__Your objective__
Repeat each entry in full, exactly.

__Record extracts__
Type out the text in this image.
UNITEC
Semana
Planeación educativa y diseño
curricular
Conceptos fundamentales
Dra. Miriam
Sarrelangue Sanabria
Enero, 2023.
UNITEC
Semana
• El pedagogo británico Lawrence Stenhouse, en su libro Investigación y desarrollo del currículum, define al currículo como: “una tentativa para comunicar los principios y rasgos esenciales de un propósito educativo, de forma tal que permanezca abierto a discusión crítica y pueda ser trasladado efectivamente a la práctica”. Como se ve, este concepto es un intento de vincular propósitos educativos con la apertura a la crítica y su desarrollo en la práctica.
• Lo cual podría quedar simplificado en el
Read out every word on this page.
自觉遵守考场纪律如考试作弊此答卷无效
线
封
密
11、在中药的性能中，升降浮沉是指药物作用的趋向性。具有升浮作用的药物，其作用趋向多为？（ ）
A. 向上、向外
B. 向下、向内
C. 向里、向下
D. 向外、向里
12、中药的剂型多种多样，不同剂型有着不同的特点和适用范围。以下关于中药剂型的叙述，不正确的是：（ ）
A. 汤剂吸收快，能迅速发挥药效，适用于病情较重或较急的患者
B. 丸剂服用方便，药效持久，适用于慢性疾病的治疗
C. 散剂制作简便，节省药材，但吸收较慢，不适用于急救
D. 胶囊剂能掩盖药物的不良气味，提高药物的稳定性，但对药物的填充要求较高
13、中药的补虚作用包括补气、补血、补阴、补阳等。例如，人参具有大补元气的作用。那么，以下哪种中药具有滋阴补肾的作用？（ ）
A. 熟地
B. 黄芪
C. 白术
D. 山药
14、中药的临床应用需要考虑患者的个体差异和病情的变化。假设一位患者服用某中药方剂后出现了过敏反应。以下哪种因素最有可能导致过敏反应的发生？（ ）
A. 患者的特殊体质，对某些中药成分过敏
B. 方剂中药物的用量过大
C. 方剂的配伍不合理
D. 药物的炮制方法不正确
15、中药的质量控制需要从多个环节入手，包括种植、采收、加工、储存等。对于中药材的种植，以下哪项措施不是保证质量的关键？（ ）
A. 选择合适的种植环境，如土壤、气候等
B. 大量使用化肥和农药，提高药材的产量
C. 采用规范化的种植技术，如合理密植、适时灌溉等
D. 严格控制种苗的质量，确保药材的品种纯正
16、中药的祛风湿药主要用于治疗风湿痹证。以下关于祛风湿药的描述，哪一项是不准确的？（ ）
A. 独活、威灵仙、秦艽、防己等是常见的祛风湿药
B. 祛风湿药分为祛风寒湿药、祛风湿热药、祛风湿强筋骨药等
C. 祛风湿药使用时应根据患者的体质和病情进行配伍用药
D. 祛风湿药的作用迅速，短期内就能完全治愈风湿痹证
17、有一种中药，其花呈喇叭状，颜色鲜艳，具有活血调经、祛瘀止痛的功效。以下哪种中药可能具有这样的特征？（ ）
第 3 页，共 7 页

__Correct output__
Type out the text in this image.
UNITEC
Semana
Planeación educativa y diseño
curricular
Conceptos fundamentales
Dra. Miriam
Sarrelangue Sanabria
Enero, 2023.
UNITEC
Semana
• El pedagogo británico Lawrence Stenhouse, en su libro Investigación y desarrollo del currículum, define al currículo como: “una tentativa para comunicar los principios y rasgos esenciales de un propósito educativo, de forma tal que permanezca abierto a discusión crítica y pueda ser trasladado efectivamente a la práctica”. Como se ve, este concepto es un intento de vincular propósitos educativos con la apertura a la crítica y su desarrollo en la práctica.
• Lo cual podría quedar simplificado en el
Read out every word on this page.
自觉遵守考场纪律如考试作弊此答卷无效
线
封
密
11、在中药的性能中，升降浮沉是指药物作用的趋向性。具有升浮作用的药物，其作用趋向多为？（ ）
A. 向上、向外
B. 向下、向内
C. 向里、向下
D. 向外、向里
12、中药的剂型多种多样，不同剂型有着不同的特点和适用范围。以下关于中药剂型的叙述，不正确的是：（ ）
A. 汤剂吸收快，能迅速发挥药效，适用于病情较重或较急的患者
B. 丸剂服用方便，药效持久，适用于慢性疾病的治疗
C. 散剂制作简便，节省药材，但吸收较慢，不适用于急救
D. 胶囊剂能掩盖药物的不良气味，提高药物的稳定性，但对药物的填充要求较高
13、中药的补虚作用包括补气、补血、补阴、补阳等。例如，人参具有大补元气的作用。那么，以下哪种中药具有滋阴补肾的作用？（ ）
A. 熟地
B. 黄芪
C. 白术
D. 山药
14、中药的临床应用需要考虑患者的个体差异和病情的变化。假设一位患者服用某中药方剂后出现了过敏反应。以下哪种因素最有可能导致过敏反应的发生？（ ）
A. 患者的特殊体质，对某些中药成分过敏
B. 方剂中药物的用量过大
C. 方剂的配伍不合理
D. 药物的炮制方法不正确
15、中药的质量控制需要从多个环节入手，包括种植、采收、加工、储存等。对于中药材的种植，以下哪项措施不是保证质量的关键？（ ）
A. 选择合适的种植环境，如土壤、气候等
B. 大量使用化肥和农药，提高药材的产量
C. 采用规范化的种植技术，如合理密植、适时灌溉等
D. 严格控制种苗的质量，确保药材的品种纯正
16、中药的祛风湿药主要用于治疗风湿痹证。以下关于祛风湿药的描述，哪一项是不准确的？（ ）
A. 独活、威灵仙、秦艽、防己等是常见的祛风湿药
B. 祛风湿药分为祛风寒湿药、祛风湿热药、祛风湿强筋骨药等
C. 祛风湿药使用时应根据患者的体质和病情进行配伍用药
D. 祛风湿药的作用迅速，短期内就能完全治愈风湿痹证
17、有一种中药，其花呈喇叭状，颜色鲜艳，具有活血调经、祛瘀止痛的功效。以下哪种中药可能具有这样的特征？（ ）
第 3 页，共 7 页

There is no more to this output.